═════ Source information ═════
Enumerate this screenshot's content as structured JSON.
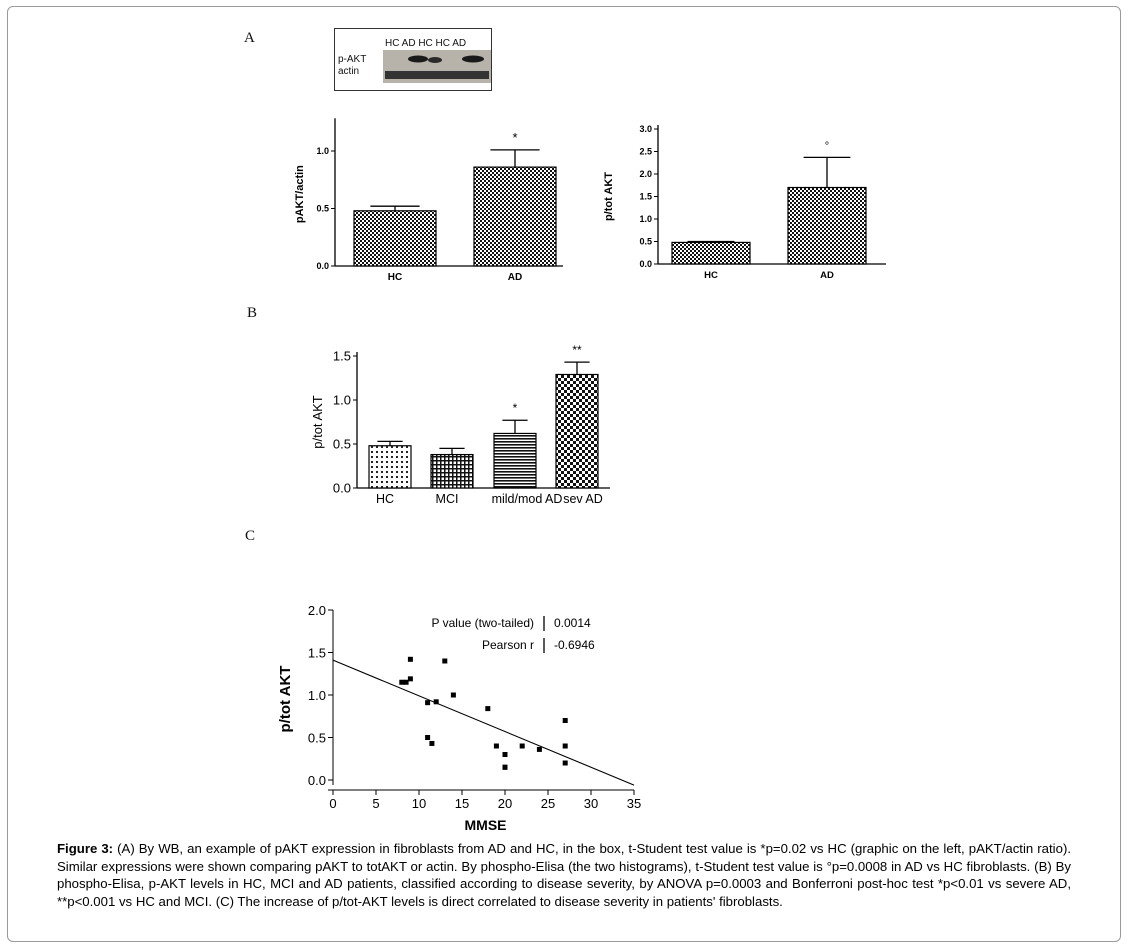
{
  "panel_labels": {
    "a": "A",
    "b": "B",
    "c": "C"
  },
  "blot": {
    "lanes_label": "HC AD HC HC AD",
    "row1_label": "p-AKT",
    "row2_label": "actin"
  },
  "chart_data": [
    {
      "id": "A-left",
      "type": "bar",
      "categories": [
        "HC",
        "AD"
      ],
      "values": [
        0.48,
        0.86
      ],
      "errors": [
        0.04,
        0.15
      ],
      "annotations": [
        "",
        "*"
      ],
      "ylabel": "pAKT/actin",
      "xlabel": "",
      "ylim": [
        0,
        1.25
      ],
      "yticks": [
        "0.0",
        "0.5",
        "1.0"
      ],
      "fill": "checkered"
    },
    {
      "id": "A-right",
      "type": "bar",
      "categories": [
        "HC",
        "AD"
      ],
      "values": [
        0.48,
        1.7
      ],
      "errors": [
        0.02,
        0.67
      ],
      "annotations": [
        "",
        "°"
      ],
      "ylabel": "p/tot AKT",
      "xlabel": "",
      "ylim": [
        0,
        3.0
      ],
      "yticks": [
        "0.0",
        "0.5",
        "1.0",
        "1.5",
        "2.0",
        "2.5",
        "3.0"
      ],
      "fill": "checkered"
    },
    {
      "id": "B",
      "type": "bar",
      "categories": [
        "HC",
        "MCI",
        "mild/mod AD",
        "sev AD"
      ],
      "values": [
        0.48,
        0.38,
        0.62,
        1.29
      ],
      "errors": [
        0.05,
        0.07,
        0.15,
        0.14
      ],
      "annotations": [
        "",
        "",
        "*",
        "**"
      ],
      "ylabel": "p/tot AKT",
      "xlabel": "",
      "ylim": [
        0,
        1.5
      ],
      "yticks": [
        "0.0",
        "0.5",
        "1.0",
        "1.5"
      ],
      "fills": [
        "dots",
        "grid",
        "hlines",
        "checker"
      ]
    },
    {
      "id": "C",
      "type": "scatter",
      "x": [
        8,
        8.5,
        9,
        9,
        11,
        11,
        11.5,
        12,
        13,
        14,
        18,
        19,
        20,
        20,
        20,
        22,
        24,
        27,
        27,
        27
      ],
      "y": [
        1.15,
        1.15,
        1.19,
        1.42,
        0.5,
        0.91,
        0.43,
        0.92,
        1.4,
        1.0,
        0.84,
        0.4,
        0.3,
        0.15,
        0.15,
        0.4,
        0.36,
        0.7,
        0.4,
        0.2
      ],
      "regression": {
        "x": [
          0,
          35
        ],
        "y": [
          1.41,
          -0.06
        ]
      },
      "xlabel": "MMSE",
      "ylabel": "p/tot AKT",
      "xlim": [
        0,
        35
      ],
      "ylim": [
        0,
        2.0
      ],
      "xticks": [
        "0",
        "5",
        "10",
        "15",
        "20",
        "25",
        "30",
        "35"
      ],
      "yticks": [
        "0.0",
        "0.5",
        "1.0",
        "1.5",
        "2.0"
      ],
      "stats": [
        {
          "label": "P value (two-tailed)",
          "value": "0.0014"
        },
        {
          "label": "Pearson r",
          "value": "-0.6946"
        }
      ]
    }
  ],
  "caption": {
    "lead": "Figure 3:",
    "text": " (A) By WB, an example of pAKT expression in fibroblasts from AD and HC, in the box, t-Student test value is *p=0.02 vs HC (graphic on the left, pAKT/actin ratio). Similar expressions were shown comparing pAKT to totAKT or actin. By phospho-Elisa (the two histograms), t-Student test value is °p=0.0008 in AD vs HC fibroblasts. (B) By phospho-Elisa, p-AKT levels in HC, MCI and AD patients, classified according to disease severity, by ANOVA p=0.0003 and Bonferroni post-hoc test *p<0.01 vs severe AD, **p<0.001 vs HC and MCI. (C) The increase of p/tot-AKT levels is direct correlated to disease severity in patients' fibroblasts."
  }
}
═════
Goal of the exercise:
Pull every line holding "left" out of the records.

Task solution:
      "id": "A-left",
    "text": " (A) By WB, an example of pAKT expression in fibroblasts from AD and HC, in the box, t-Student test value is *p=0.02 vs HC (graphic on the left, pAKT/actin ratio). Similar expressions were shown comparing pAKT to totAKT or actin. By phospho-Elisa (the two histograms), t-Student test value is °p=0.0008 in AD vs HC fibroblasts. (B) By phospho-Elisa, p-AKT levels in HC, MCI and AD patients, classified according to disease severity, by ANOVA p=0.0003 and Bonferroni post-hoc test *p<0.01 vs severe AD, **p<0.001 vs HC and MCI. (C) The increase of p/tot-AKT levels is direct correlated to disease severity in patients' fibroblasts."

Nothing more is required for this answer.